■ **Work to complete**
You are to retype all of the data exactly as it appears.

■ **Data lines**
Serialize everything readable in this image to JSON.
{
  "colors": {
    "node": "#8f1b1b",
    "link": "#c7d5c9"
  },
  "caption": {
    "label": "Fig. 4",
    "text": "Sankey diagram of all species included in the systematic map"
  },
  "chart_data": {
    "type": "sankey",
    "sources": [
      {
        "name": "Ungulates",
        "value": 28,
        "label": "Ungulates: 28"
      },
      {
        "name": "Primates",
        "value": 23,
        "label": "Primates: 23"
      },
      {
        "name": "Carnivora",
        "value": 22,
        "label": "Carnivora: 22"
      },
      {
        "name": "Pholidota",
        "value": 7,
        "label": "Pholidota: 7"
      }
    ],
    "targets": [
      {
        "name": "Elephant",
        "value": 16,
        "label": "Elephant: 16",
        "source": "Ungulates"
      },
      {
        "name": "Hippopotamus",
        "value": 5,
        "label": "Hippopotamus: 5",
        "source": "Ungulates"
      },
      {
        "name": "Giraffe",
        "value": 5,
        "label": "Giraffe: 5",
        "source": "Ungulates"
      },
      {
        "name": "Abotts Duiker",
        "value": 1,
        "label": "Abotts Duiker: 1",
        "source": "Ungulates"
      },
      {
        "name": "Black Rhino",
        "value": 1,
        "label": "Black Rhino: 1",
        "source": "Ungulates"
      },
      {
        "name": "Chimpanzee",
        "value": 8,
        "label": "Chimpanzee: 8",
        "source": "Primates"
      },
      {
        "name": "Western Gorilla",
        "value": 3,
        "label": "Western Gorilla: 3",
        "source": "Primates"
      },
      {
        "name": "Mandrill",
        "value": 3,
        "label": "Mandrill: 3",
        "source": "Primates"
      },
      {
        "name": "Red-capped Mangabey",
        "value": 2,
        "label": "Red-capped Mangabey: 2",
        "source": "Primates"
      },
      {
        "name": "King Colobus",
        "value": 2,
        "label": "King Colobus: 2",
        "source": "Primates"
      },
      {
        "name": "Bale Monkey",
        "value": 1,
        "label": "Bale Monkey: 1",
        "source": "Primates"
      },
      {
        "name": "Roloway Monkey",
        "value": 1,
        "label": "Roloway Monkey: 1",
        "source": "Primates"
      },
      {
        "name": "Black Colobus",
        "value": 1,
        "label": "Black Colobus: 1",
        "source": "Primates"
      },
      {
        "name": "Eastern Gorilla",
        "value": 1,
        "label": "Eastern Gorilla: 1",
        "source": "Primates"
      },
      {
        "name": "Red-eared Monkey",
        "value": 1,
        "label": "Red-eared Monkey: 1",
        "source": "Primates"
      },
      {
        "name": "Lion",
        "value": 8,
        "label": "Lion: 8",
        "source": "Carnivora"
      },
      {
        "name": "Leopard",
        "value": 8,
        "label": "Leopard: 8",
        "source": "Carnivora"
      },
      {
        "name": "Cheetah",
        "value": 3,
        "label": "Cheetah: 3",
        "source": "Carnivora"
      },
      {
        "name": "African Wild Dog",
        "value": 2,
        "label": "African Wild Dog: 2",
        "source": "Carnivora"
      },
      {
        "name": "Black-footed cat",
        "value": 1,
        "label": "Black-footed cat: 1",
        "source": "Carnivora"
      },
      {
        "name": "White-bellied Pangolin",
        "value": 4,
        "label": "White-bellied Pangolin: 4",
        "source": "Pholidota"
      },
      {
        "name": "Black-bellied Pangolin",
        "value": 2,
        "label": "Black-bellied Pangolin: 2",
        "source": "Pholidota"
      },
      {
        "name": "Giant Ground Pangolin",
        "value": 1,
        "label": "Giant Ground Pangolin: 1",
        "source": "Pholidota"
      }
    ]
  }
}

■ **Written solution**
Serialize everything readable in this image to JSON.
{
  "colors": {
    "node": "#8f1b1b",
    "link": "#c7d5c9"
  },
  "caption": {
    "label": "Fig. 4",
    "text": "Sankey diagram of all species included in the systematic map"
  },
  "chart_data": {
    "type": "sankey",
    "sources": [
      {
        "name": "Ungulates",
        "value": 28,
        "label": "Ungulates: 28"
      },
      {
        "name": "Primates",
        "value": 23,
        "label": "Primates: 23"
      },
      {
        "name": "Carnivora",
        "value": 22,
        "label": "Carnivora: 22"
      },
      {
        "name": "Pholidota",
        "value": 7,
        "label": "Pholidota: 7"
      }
    ],
    "targets": [
      {
        "name": "Elephant",
        "value": 16,
        "label": "Elephant: 16",
        "source": "Ungulates"
      },
      {
        "name": "Hippopotamus",
        "value": 5,
        "label": "Hippopotamus: 5",
        "source": "Ungulates"
      },
      {
        "name": "Giraffe",
        "value": 5,
        "label": "Giraffe: 5",
        "source": "Ungulates"
      },
      {
        "name": "Abotts Duiker",
        "value": 1,
        "label": "Abotts Duiker: 1",
        "source": "Ungulates"
      },
      {
        "name": "Black Rhino",
        "value": 1,
        "label": "Black Rhino: 1",
        "source": "Ungulates"
      },
      {
        "name": "Chimpanzee",
        "value": 8,
        "label": "Chimpanzee: 8",
        "source": "Primates"
      },
      {
        "name": "Western Gorilla",
        "value": 3,
        "label": "Western Gorilla: 3",
        "source": "Primates"
      },
      {
        "name": "Mandrill",
        "value": 3,
        "label": "Mandrill: 3",
        "source": "Primates"
      },
      {
        "name": "Red-capped Mangabey",
        "value": 2,
        "label": "Red-capped Mangabey: 2",
        "source": "Primates"
      },
      {
        "name": "King Colobus",
        "value": 2,
        "label": "King Colobus: 2",
        "source": "Primates"
      },
      {
        "name": "Bale Monkey",
        "value": 1,
        "label": "Bale Monkey: 1",
        "source": "Primates"
      },
      {
        "name": "Roloway Monkey",
        "value": 1,
        "label": "Roloway Monkey: 1",
        "source": "Primates"
      },
      {
        "name": "Black Colobus",
        "value": 1,
        "label": "Black Colobus: 1",
        "source": "Primates"
      },
      {
        "name": "Eastern Gorilla",
        "value": 1,
        "label": "Eastern Gorilla: 1",
        "source": "Primates"
      },
      {
        "name": "Red-eared Monkey",
        "value": 1,
        "label": "Red-eared Monkey: 1",
        "source": "Primates"
      },
      {
        "name": "Lion",
        "value": 8,
        "label": "Lion: 8",
        "source": "Carnivora"
      },
      {
        "name": "Leopard",
        "value": 8,
        "label": "Leopard: 8",
        "source": "Carnivora"
      },
      {
        "name": "Cheetah",
        "value": 3,
        "label": "Cheetah: 3",
        "source": "Carnivora"
      },
      {
        "name": "African Wild Dog",
        "value": 2,
        "label": "African Wild Dog: 2",
        "source": "Carnivora"
      },
      {
        "name": "Black-footed cat",
        "value": 1,
        "label": "Black-footed cat: 1",
        "source": "Carnivora"
      },
      {
        "name": "White-bellied Pangolin",
        "value": 4,
        "label": "White-bellied Pangolin: 4",
        "source": "Pholidota"
      },
      {
        "name": "Black-bellied Pangolin",
        "value": 2,
        "label": "Black-bellied Pangolin: 2",
        "source": "Pholidota"
      },
      {
        "name": "Giant Ground Pangolin",
        "value": 1,
        "label": "Giant Ground Pangolin: 1",
        "source": "Pholidota"
      }
    ]
  }
}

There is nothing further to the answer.